*Task to complete*: What follows is a set of records, each of which is to be written out exactly.

[Recorded data]
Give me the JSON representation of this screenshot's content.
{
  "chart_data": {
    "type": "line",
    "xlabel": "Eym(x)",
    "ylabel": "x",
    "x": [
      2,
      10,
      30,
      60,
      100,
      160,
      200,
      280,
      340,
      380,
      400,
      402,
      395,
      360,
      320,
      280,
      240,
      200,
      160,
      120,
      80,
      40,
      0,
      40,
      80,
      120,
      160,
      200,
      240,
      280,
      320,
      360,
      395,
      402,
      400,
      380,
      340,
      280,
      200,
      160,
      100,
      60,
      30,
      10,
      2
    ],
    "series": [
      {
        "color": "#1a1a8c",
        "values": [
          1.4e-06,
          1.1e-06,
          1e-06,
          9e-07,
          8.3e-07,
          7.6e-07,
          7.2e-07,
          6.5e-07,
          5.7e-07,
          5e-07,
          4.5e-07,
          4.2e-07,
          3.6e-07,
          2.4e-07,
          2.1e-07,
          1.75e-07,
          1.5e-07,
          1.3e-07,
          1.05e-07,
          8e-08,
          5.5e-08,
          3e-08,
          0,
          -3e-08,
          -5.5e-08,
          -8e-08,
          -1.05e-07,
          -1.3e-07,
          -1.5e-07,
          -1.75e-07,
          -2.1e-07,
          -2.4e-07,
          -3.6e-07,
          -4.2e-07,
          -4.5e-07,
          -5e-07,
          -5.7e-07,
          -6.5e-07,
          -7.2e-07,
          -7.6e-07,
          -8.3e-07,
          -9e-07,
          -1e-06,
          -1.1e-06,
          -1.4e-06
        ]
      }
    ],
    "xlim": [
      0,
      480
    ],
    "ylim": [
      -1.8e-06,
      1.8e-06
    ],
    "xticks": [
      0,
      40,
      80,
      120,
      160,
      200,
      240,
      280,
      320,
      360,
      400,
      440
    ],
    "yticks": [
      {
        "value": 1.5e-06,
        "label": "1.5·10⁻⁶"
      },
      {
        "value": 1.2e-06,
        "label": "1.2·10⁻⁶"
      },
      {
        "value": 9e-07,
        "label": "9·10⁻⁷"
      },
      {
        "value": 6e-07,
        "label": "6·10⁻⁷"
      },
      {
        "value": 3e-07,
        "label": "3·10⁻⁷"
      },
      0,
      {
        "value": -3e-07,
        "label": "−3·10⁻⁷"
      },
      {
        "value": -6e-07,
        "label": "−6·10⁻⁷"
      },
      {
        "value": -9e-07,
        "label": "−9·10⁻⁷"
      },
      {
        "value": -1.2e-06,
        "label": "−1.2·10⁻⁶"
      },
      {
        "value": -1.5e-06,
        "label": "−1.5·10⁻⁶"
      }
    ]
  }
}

*Response to this task*:
Give me the JSON representation of this screenshot's content.
{
  "chart_data": {
    "type": "line",
    "xlabel": "Eym(x)",
    "ylabel": "x",
    "x": [
      2,
      10,
      30,
      60,
      100,
      160,
      200,
      280,
      340,
      380,
      400,
      402,
      395,
      360,
      320,
      280,
      240,
      200,
      160,
      120,
      80,
      40,
      0,
      40,
      80,
      120,
      160,
      200,
      240,
      280,
      320,
      360,
      395,
      402,
      400,
      380,
      340,
      280,
      200,
      160,
      100,
      60,
      30,
      10,
      2
    ],
    "series": [
      {
        "color": "#1a1a8c",
        "values": [
          1.4e-06,
          1.1e-06,
          1e-06,
          9e-07,
          8.3e-07,
          7.6e-07,
          7.2e-07,
          6.5e-07,
          5.7e-07,
          5e-07,
          4.5e-07,
          4.2e-07,
          3.6e-07,
          2.4e-07,
          2.1e-07,
          1.75e-07,
          1.5e-07,
          1.3e-07,
          1.05e-07,
          8e-08,
          5.5e-08,
          3e-08,
          0,
          -3e-08,
          -5.5e-08,
          -8e-08,
          -1.05e-07,
          -1.3e-07,
          -1.5e-07,
          -1.75e-07,
          -2.1e-07,
          -2.4e-07,
          -3.6e-07,
          -4.2e-07,
          -4.5e-07,
          -5e-07,
          -5.7e-07,
          -6.5e-07,
          -7.2e-07,
          -7.6e-07,
          -8.3e-07,
          -9e-07,
          -1e-06,
          -1.1e-06,
          -1.4e-06
        ]
      }
    ],
    "xlim": [
      0,
      480
    ],
    "ylim": [
      -1.8e-06,
      1.8e-06
    ],
    "xticks": [
      0,
      40,
      80,
      120,
      160,
      200,
      240,
      280,
      320,
      360,
      400,
      440
    ],
    "yticks": [
      {
        "value": 1.5e-06,
        "label": "1.5·10⁻⁶"
      },
      {
        "value": 1.2e-06,
        "label": "1.2·10⁻⁶"
      },
      {
        "value": 9e-07,
        "label": "9·10⁻⁷"
      },
      {
        "value": 6e-07,
        "label": "6·10⁻⁷"
      },
      {
        "value": 3e-07,
        "label": "3·10⁻⁷"
      },
      0,
      {
        "value": -3e-07,
        "label": "−3·10⁻⁷"
      },
      {
        "value": -6e-07,
        "label": "−6·10⁻⁷"
      },
      {
        "value": -9e-07,
        "label": "−9·10⁻⁷"
      },
      {
        "value": -1.2e-06,
        "label": "−1.2·10⁻⁶"
      },
      {
        "value": -1.5e-06,
        "label": "−1.5·10⁻⁶"
      }
    ]
  }
}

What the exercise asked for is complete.